**GIVEN DATA:**
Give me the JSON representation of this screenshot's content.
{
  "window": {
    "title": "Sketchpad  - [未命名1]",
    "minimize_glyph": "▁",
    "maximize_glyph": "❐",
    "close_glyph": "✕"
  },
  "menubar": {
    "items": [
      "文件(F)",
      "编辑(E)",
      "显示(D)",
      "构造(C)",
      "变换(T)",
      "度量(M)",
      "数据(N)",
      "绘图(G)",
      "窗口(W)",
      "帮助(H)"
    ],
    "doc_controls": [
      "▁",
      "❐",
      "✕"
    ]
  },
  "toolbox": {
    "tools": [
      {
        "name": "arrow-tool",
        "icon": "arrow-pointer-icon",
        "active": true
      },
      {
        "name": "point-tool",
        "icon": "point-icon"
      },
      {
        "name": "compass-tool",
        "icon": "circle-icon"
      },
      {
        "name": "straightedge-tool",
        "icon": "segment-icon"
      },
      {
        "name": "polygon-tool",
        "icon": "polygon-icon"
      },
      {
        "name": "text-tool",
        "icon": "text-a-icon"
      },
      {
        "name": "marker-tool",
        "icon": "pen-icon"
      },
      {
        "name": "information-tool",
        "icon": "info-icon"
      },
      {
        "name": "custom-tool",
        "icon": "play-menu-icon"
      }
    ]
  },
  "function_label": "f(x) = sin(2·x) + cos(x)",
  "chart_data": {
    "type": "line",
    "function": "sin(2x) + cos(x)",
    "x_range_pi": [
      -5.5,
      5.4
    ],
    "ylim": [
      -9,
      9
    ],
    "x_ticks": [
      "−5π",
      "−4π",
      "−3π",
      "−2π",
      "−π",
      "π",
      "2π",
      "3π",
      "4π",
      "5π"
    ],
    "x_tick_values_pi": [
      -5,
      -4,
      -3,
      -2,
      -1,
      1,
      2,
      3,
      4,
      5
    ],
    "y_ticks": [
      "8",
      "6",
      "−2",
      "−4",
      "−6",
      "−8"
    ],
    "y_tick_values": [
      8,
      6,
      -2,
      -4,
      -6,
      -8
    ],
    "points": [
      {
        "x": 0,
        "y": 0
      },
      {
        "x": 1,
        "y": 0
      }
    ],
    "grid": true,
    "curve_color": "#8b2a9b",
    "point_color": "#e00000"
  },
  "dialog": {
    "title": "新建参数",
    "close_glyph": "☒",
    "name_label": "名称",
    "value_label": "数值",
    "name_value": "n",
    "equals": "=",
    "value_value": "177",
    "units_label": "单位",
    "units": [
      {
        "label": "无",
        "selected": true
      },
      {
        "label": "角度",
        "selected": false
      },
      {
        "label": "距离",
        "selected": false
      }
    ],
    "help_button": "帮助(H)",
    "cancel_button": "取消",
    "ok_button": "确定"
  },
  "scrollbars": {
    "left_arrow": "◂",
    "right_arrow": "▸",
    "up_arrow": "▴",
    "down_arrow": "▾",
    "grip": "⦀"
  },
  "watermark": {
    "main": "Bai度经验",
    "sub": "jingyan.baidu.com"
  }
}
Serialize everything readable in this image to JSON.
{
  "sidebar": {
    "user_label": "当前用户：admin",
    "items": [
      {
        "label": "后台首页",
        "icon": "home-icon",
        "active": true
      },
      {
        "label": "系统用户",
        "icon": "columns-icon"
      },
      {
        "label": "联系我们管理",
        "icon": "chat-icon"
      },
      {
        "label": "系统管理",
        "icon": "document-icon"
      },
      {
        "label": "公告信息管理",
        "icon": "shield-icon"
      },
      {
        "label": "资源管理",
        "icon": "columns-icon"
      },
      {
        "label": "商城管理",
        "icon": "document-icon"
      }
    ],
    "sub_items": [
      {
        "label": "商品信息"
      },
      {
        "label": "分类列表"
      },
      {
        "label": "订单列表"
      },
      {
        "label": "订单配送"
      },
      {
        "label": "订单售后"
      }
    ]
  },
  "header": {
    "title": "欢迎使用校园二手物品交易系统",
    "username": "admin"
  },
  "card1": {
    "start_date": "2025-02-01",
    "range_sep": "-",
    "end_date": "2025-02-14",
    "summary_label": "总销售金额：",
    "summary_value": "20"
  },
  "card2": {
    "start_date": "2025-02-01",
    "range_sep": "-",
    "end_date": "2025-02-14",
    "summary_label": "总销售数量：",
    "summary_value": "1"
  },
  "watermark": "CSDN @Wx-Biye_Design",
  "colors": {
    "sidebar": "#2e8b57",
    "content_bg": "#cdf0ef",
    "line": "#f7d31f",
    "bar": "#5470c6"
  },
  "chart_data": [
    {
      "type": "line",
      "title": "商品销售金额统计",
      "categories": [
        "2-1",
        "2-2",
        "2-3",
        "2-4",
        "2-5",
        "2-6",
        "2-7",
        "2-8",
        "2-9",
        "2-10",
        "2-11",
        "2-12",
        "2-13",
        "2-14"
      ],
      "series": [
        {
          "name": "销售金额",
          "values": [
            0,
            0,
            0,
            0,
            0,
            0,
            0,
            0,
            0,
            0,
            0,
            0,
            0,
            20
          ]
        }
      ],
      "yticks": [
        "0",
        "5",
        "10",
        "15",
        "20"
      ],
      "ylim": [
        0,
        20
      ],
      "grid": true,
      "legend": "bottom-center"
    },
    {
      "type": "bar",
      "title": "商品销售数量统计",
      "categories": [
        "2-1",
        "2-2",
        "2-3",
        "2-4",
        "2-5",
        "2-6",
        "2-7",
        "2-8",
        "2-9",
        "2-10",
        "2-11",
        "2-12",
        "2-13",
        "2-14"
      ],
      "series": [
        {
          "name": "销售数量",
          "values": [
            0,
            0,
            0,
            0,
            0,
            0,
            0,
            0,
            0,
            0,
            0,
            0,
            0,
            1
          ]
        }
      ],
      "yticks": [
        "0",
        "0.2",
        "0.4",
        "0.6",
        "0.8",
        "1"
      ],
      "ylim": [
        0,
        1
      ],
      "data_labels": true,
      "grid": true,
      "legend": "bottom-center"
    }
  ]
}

**TO DO:**
Go back to the listing above and please repeat it exactly.

**REPLY:**
Give me the JSON representation of this screenshot's content.
{
  "window": {
    "title": "Sketchpad  - [未命名1]",
    "minimize_glyph": "▁",
    "maximize_glyph": "❐",
    "close_glyph": "✕"
  },
  "menubar": {
    "items": [
      "文件(F)",
      "编辑(E)",
      "显示(D)",
      "构造(C)",
      "变换(T)",
      "度量(M)",
      "数据(N)",
      "绘图(G)",
      "窗口(W)",
      "帮助(H)"
    ],
    "doc_controls": [
      "▁",
      "❐",
      "✕"
    ]
  },
  "toolbox": {
    "tools": [
      {
        "name": "arrow-tool",
        "icon": "arrow-pointer-icon",
        "active": true
      },
      {
        "name": "point-tool",
        "icon": "point-icon"
      },
      {
        "name": "compass-tool",
        "icon": "circle-icon"
      },
      {
        "name": "straightedge-tool",
        "icon": "segment-icon"
      },
      {
        "name": "polygon-tool",
        "icon": "polygon-icon"
      },
      {
        "name": "text-tool",
        "icon": "text-a-icon"
      },
      {
        "name": "marker-tool",
        "icon": "pen-icon"
      },
      {
        "name": "information-tool",
        "icon": "info-icon"
      },
      {
        "name": "custom-tool",
        "icon": "play-menu-icon"
      }
    ]
  },
  "function_label": "f(x) = sin(2·x) + cos(x)",
  "chart_data": {
    "type": "line",
    "function": "sin(2x) + cos(x)",
    "x_range_pi": [
      -5.5,
      5.4
    ],
    "ylim": [
      -9,
      9
    ],
    "x_ticks": [
      "−5π",
      "−4π",
      "−3π",
      "−2π",
      "−π",
      "π",
      "2π",
      "3π",
      "4π",
      "5π"
    ],
    "x_tick_values_pi": [
      -5,
      -4,
      -3,
      -2,
      -1,
      1,
      2,
      3,
      4,
      5
    ],
    "y_ticks": [
      "8",
      "6",
      "−2",
      "−4",
      "−6",
      "−8"
    ],
    "y_tick_values": [
      8,
      6,
      -2,
      -4,
      -6,
      -8
    ],
    "points": [
      {
        "x": 0,
        "y": 0
      },
      {
        "x": 1,
        "y": 0
      }
    ],
    "grid": true,
    "curve_color": "#8b2a9b",
    "point_color": "#e00000"
  },
  "dialog": {
    "title": "新建参数",
    "close_glyph": "☒",
    "name_label": "名称",
    "value_label": "数值",
    "name_value": "n",
    "equals": "=",
    "value_value": "177",
    "units_label": "单位",
    "units": [
      {
        "label": "无",
        "selected": true
      },
      {
        "label": "角度",
        "selected": false
      },
      {
        "label": "距离",
        "selected": false
      }
    ],
    "help_button": "帮助(H)",
    "cancel_button": "取消",
    "ok_button": "确定"
  },
  "scrollbars": {
    "left_arrow": "◂",
    "right_arrow": "▸",
    "up_arrow": "▴",
    "down_arrow": "▾",
    "grip": "⦀"
  },
  "watermark": {
    "main": "Bai度经验",
    "sub": "jingyan.baidu.com"
  }
}
Serialize everything readable in this image to JSON.
{
  "sidebar": {
    "user_label": "当前用户：admin",
    "items": [
      {
        "label": "后台首页",
        "icon": "home-icon",
        "active": true
      },
      {
        "label": "系统用户",
        "icon": "columns-icon"
      },
      {
        "label": "联系我们管理",
        "icon": "chat-icon"
      },
      {
        "label": "系统管理",
        "icon": "document-icon"
      },
      {
        "label": "公告信息管理",
        "icon": "shield-icon"
      },
      {
        "label": "资源管理",
        "icon": "columns-icon"
      },
      {
        "label": "商城管理",
        "icon": "document-icon"
      }
    ],
    "sub_items": [
      {
        "label": "商品信息"
      },
      {
        "label": "分类列表"
      },
      {
        "label": "订单列表"
      },
      {
        "label": "订单配送"
      },
      {
        "label": "订单售后"
      }
    ]
  },
  "header": {
    "title": "欢迎使用校园二手物品交易系统",
    "username": "admin"
  },
  "card1": {
    "start_date": "2025-02-01",
    "range_sep": "-",
    "end_date": "2025-02-14",
    "summary_label": "总销售金额：",
    "summary_value": "20"
  },
  "card2": {
    "start_date": "2025-02-01",
    "range_sep": "-",
    "end_date": "2025-02-14",
    "summary_label": "总销售数量：",
    "summary_value": "1"
  },
  "watermark": "CSDN @Wx-Biye_Design",
  "colors": {
    "sidebar": "#2e8b57",
    "content_bg": "#cdf0ef",
    "line": "#f7d31f",
    "bar": "#5470c6"
  },
  "chart_data": [
    {
      "type": "line",
      "title": "商品销售金额统计",
      "categories": [
        "2-1",
        "2-2",
        "2-3",
        "2-4",
        "2-5",
        "2-6",
        "2-7",
        "2-8",
        "2-9",
        "2-10",
        "2-11",
        "2-12",
        "2-13",
        "2-14"
      ],
      "series": [
        {
          "name": "销售金额",
          "values": [
            0,
            0,
            0,
            0,
            0,
            0,
            0,
            0,
            0,
            0,
            0,
            0,
            0,
            20
          ]
        }
      ],
      "yticks": [
        "0",
        "5",
        "10",
        "15",
        "20"
      ],
      "ylim": [
        0,
        20
      ],
      "grid": true,
      "legend": "bottom-center"
    },
    {
      "type": "bar",
      "title": "商品销售数量统计",
      "categories": [
        "2-1",
        "2-2",
        "2-3",
        "2-4",
        "2-5",
        "2-6",
        "2-7",
        "2-8",
        "2-9",
        "2-10",
        "2-11",
        "2-12",
        "2-13",
        "2-14"
      ],
      "series": [
        {
          "name": "销售数量",
          "values": [
            0,
            0,
            0,
            0,
            0,
            0,
            0,
            0,
            0,
            0,
            0,
            0,
            0,
            1
          ]
        }
      ],
      "yticks": [
        "0",
        "0.2",
        "0.4",
        "0.6",
        "0.8",
        "1"
      ],
      "ylim": [
        0,
        1
      ],
      "data_labels": true,
      "grid": true,
      "legend": "bottom-center"
    }
  ]
}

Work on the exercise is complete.